> Exercise:
Only a number is wanted: how many lines in the listing contain the word "part"?

§

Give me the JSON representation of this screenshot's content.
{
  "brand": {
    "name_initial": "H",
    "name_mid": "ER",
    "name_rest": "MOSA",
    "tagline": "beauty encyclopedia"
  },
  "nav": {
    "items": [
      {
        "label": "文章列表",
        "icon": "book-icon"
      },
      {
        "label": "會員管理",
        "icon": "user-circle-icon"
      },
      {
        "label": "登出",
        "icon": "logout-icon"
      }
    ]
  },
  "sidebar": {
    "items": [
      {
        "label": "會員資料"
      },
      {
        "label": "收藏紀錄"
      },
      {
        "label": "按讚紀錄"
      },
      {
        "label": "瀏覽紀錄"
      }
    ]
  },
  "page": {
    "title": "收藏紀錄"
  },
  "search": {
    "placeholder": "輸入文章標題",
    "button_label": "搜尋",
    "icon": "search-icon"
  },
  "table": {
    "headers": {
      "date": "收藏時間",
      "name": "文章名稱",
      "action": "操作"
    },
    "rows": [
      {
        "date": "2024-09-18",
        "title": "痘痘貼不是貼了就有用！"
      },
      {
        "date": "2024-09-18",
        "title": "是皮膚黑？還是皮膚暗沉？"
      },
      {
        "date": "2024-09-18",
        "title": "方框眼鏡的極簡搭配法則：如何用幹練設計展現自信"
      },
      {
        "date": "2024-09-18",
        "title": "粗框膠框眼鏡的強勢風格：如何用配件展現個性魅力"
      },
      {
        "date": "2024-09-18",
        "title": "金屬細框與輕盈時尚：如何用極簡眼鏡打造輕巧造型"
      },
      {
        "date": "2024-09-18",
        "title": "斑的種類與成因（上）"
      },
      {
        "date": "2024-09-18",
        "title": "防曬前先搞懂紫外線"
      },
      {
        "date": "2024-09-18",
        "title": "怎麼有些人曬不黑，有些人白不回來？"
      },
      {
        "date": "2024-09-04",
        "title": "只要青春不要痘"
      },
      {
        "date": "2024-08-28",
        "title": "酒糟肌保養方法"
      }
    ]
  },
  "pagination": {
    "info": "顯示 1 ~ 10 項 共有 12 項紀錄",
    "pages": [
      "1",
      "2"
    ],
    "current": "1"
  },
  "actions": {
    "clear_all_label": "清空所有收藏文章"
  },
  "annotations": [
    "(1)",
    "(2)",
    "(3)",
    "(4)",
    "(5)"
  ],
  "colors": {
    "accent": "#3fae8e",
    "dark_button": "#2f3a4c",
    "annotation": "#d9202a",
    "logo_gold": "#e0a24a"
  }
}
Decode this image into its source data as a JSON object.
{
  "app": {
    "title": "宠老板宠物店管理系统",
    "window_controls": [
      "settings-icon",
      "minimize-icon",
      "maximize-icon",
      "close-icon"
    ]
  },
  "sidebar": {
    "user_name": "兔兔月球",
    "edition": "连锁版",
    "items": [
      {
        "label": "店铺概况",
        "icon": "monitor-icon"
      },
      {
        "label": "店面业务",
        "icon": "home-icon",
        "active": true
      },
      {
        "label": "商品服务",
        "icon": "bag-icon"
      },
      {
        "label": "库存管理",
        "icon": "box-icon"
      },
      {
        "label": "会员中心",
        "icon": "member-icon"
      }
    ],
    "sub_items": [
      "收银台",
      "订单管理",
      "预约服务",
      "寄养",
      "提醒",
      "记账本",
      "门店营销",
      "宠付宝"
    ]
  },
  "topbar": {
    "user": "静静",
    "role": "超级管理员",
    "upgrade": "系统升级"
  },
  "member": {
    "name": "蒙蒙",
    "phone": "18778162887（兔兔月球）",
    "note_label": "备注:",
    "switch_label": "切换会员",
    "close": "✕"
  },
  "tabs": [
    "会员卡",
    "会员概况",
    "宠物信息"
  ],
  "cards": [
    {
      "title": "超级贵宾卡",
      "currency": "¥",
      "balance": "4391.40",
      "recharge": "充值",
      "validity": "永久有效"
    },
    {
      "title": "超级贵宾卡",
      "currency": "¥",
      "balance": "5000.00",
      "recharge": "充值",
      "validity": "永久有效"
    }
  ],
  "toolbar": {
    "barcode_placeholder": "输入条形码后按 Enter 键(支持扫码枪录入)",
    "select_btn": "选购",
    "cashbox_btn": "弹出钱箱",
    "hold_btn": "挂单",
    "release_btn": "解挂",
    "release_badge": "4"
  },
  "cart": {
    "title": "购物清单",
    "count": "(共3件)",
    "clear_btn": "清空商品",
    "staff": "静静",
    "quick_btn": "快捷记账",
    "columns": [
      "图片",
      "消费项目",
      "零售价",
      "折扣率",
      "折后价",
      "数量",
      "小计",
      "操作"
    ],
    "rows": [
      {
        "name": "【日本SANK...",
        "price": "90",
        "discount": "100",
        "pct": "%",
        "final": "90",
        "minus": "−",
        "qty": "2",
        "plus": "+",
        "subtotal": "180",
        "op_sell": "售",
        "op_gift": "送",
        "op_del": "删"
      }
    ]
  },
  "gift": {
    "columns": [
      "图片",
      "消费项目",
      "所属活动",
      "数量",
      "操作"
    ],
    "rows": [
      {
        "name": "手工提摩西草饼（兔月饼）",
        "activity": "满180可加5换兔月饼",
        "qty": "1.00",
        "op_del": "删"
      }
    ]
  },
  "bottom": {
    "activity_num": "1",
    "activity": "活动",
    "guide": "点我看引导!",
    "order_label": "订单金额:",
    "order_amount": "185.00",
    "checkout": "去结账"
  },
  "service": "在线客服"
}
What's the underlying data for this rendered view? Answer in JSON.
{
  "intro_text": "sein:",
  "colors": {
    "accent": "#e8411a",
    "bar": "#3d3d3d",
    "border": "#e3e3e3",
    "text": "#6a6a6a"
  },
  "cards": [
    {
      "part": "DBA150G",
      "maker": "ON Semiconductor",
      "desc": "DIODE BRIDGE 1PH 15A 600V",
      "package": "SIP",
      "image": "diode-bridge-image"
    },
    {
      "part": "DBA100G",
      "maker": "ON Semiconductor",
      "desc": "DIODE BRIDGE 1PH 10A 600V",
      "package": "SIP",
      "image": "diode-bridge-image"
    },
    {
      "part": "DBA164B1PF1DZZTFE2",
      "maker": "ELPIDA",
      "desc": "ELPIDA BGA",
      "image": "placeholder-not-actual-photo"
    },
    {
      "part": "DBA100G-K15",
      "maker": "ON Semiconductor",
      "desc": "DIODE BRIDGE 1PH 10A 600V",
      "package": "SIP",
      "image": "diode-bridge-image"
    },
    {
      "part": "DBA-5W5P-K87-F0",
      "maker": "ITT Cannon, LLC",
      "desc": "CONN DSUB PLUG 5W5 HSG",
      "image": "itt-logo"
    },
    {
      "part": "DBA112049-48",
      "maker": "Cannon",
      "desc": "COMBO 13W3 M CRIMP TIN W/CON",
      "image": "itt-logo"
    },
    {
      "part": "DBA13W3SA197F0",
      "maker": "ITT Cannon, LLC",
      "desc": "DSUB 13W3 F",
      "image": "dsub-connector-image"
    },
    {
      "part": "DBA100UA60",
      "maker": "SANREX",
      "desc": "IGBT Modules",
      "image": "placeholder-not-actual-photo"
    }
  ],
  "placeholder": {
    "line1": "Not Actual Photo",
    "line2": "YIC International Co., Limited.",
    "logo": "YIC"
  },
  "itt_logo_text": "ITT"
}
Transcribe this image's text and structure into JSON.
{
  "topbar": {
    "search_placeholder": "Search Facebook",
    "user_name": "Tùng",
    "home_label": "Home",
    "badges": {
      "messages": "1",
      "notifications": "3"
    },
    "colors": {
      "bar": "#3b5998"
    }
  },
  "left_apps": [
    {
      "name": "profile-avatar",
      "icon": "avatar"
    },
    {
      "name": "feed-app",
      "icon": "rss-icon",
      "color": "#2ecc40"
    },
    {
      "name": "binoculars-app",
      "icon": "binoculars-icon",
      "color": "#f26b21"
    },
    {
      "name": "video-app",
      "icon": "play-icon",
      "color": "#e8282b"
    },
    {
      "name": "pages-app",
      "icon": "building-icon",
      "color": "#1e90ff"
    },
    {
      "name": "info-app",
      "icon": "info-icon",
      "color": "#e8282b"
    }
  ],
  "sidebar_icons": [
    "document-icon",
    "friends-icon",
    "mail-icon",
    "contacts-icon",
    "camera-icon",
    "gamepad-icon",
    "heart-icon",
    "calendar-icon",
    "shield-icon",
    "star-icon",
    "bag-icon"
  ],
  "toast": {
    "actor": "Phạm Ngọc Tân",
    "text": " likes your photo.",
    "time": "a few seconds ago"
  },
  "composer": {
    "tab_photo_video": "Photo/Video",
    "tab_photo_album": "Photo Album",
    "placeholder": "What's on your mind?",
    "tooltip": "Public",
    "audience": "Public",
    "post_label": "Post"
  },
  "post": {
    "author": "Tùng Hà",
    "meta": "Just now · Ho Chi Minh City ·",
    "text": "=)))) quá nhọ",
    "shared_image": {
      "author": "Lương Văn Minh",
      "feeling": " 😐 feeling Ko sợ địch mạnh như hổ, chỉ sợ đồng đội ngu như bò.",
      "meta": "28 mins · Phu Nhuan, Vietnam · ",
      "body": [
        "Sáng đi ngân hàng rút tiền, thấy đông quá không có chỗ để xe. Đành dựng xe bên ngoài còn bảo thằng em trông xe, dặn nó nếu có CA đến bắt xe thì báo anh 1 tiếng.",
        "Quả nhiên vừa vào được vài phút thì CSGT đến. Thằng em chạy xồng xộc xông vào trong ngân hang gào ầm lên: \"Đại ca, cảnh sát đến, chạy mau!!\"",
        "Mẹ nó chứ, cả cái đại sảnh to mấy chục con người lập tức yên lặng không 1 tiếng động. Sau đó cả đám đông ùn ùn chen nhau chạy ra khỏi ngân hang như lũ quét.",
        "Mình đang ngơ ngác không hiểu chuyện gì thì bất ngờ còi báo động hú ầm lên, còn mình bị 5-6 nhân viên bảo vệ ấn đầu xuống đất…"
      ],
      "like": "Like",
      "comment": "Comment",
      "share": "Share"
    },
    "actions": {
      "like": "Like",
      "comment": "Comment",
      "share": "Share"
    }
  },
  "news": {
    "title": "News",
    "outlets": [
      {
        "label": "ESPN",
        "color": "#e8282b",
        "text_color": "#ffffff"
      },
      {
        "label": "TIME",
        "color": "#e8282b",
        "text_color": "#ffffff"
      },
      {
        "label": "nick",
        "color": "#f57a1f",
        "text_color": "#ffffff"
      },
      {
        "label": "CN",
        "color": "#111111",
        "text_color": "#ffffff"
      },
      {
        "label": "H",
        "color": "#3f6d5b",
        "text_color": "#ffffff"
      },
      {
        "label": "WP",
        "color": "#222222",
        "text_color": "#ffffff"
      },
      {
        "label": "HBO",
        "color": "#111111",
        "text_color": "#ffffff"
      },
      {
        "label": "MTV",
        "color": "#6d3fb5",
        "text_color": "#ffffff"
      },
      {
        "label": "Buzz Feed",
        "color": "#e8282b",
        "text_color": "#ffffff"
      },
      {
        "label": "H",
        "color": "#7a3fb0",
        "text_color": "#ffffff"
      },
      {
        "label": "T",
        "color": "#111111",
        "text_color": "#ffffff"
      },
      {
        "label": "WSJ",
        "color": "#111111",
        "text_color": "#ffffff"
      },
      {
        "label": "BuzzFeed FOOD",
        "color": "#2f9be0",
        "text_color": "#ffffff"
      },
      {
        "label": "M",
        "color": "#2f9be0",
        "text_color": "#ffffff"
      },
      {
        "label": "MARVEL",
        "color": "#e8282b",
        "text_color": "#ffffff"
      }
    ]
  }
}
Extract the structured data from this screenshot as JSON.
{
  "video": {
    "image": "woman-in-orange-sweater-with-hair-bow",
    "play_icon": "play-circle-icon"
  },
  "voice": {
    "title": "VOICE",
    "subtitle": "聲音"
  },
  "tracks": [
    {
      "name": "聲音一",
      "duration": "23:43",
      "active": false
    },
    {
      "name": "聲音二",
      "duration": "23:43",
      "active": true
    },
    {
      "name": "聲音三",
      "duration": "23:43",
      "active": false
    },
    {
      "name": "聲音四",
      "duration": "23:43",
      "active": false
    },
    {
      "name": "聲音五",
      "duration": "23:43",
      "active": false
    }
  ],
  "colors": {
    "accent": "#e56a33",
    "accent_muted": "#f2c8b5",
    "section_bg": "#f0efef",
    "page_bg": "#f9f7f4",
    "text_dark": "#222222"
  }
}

§

> Written response:
8